Stated task:
Please return the full listing below without altering anything.

Records for processing:
━━━━━━━━━━━━━━━━━━━━━━━━━━━━━━

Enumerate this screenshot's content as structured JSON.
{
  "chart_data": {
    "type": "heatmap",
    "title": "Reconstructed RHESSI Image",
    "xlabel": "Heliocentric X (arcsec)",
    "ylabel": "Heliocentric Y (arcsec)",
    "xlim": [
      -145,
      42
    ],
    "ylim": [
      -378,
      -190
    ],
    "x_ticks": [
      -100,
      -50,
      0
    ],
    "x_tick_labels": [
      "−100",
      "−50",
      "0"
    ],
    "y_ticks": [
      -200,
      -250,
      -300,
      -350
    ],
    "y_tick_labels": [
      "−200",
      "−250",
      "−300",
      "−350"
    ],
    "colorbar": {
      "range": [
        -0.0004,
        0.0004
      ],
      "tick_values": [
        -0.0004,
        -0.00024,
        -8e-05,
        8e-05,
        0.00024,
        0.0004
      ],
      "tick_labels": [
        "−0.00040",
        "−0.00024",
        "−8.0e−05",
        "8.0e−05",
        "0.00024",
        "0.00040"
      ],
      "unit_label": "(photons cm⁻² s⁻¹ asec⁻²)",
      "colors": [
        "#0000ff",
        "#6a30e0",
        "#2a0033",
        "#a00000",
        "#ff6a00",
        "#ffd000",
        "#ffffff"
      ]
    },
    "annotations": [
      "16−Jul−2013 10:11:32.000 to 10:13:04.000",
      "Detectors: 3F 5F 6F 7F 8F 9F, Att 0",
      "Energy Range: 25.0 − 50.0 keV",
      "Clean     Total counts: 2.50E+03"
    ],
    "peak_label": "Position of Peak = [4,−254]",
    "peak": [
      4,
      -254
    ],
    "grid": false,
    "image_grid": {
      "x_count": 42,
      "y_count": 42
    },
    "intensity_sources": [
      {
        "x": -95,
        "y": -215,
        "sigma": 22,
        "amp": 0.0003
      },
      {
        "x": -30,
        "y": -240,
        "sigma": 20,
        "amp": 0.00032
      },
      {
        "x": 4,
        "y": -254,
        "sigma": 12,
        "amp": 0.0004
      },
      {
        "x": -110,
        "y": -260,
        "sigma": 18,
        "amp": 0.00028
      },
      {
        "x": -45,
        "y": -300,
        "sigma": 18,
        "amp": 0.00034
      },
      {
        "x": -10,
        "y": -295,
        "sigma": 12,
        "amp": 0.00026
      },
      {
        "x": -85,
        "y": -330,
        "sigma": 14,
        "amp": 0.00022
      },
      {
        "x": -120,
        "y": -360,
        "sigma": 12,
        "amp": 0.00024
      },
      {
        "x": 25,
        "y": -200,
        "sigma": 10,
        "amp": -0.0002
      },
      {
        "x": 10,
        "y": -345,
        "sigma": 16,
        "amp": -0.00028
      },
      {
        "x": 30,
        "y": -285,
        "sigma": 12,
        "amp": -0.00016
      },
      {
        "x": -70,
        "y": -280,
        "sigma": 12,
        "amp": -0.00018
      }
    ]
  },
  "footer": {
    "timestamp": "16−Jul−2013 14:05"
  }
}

━━━━━━━━━━━━━━━━━━━━━━━━━━━━━━

Answer to this exercise:
Enumerate this screenshot's content as structured JSON.
{
  "chart_data": {
    "type": "heatmap",
    "title": "Reconstructed RHESSI Image",
    "xlabel": "Heliocentric X (arcsec)",
    "ylabel": "Heliocentric Y (arcsec)",
    "xlim": [
      -145,
      42
    ],
    "ylim": [
      -378,
      -190
    ],
    "x_ticks": [
      -100,
      -50,
      0
    ],
    "x_tick_labels": [
      "−100",
      "−50",
      "0"
    ],
    "y_ticks": [
      -200,
      -250,
      -300,
      -350
    ],
    "y_tick_labels": [
      "−200",
      "−250",
      "−300",
      "−350"
    ],
    "colorbar": {
      "range": [
        -0.0004,
        0.0004
      ],
      "tick_values": [
        -0.0004,
        -0.00024,
        -8e-05,
        8e-05,
        0.00024,
        0.0004
      ],
      "tick_labels": [
        "−0.00040",
        "−0.00024",
        "−8.0e−05",
        "8.0e−05",
        "0.00024",
        "0.00040"
      ],
      "unit_label": "(photons cm⁻² s⁻¹ asec⁻²)",
      "colors": [
        "#0000ff",
        "#6a30e0",
        "#2a0033",
        "#a00000",
        "#ff6a00",
        "#ffd000",
        "#ffffff"
      ]
    },
    "annotations": [
      "16−Jul−2013 10:11:32.000 to 10:13:04.000",
      "Detectors: 3F 5F 6F 7F 8F 9F, Att 0",
      "Energy Range: 25.0 − 50.0 keV",
      "Clean     Total counts: 2.50E+03"
    ],
    "peak_label": "Position of Peak = [4,−254]",
    "peak": [
      4,
      -254
    ],
    "grid": false,
    "image_grid": {
      "x_count": 42,
      "y_count": 42
    },
    "intensity_sources": [
      {
        "x": -95,
        "y": -215,
        "sigma": 22,
        "amp": 0.0003
      },
      {
        "x": -30,
        "y": -240,
        "sigma": 20,
        "amp": 0.00032
      },
      {
        "x": 4,
        "y": -254,
        "sigma": 12,
        "amp": 0.0004
      },
      {
        "x": -110,
        "y": -260,
        "sigma": 18,
        "amp": 0.00028
      },
      {
        "x": -45,
        "y": -300,
        "sigma": 18,
        "amp": 0.00034
      },
      {
        "x": -10,
        "y": -295,
        "sigma": 12,
        "amp": 0.00026
      },
      {
        "x": -85,
        "y": -330,
        "sigma": 14,
        "amp": 0.00022
      },
      {
        "x": -120,
        "y": -360,
        "sigma": 12,
        "amp": 0.00024
      },
      {
        "x": 25,
        "y": -200,
        "sigma": 10,
        "amp": -0.0002
      },
      {
        "x": 10,
        "y": -345,
        "sigma": 16,
        "amp": -0.00028
      },
      {
        "x": 30,
        "y": -285,
        "sigma": 12,
        "amp": -0.00016
      },
      {
        "x": -70,
        "y": -280,
        "sigma": 12,
        "amp": -0.00018
      }
    ]
  },
  "footer": {
    "timestamp": "16−Jul−2013 14:05"
  }
}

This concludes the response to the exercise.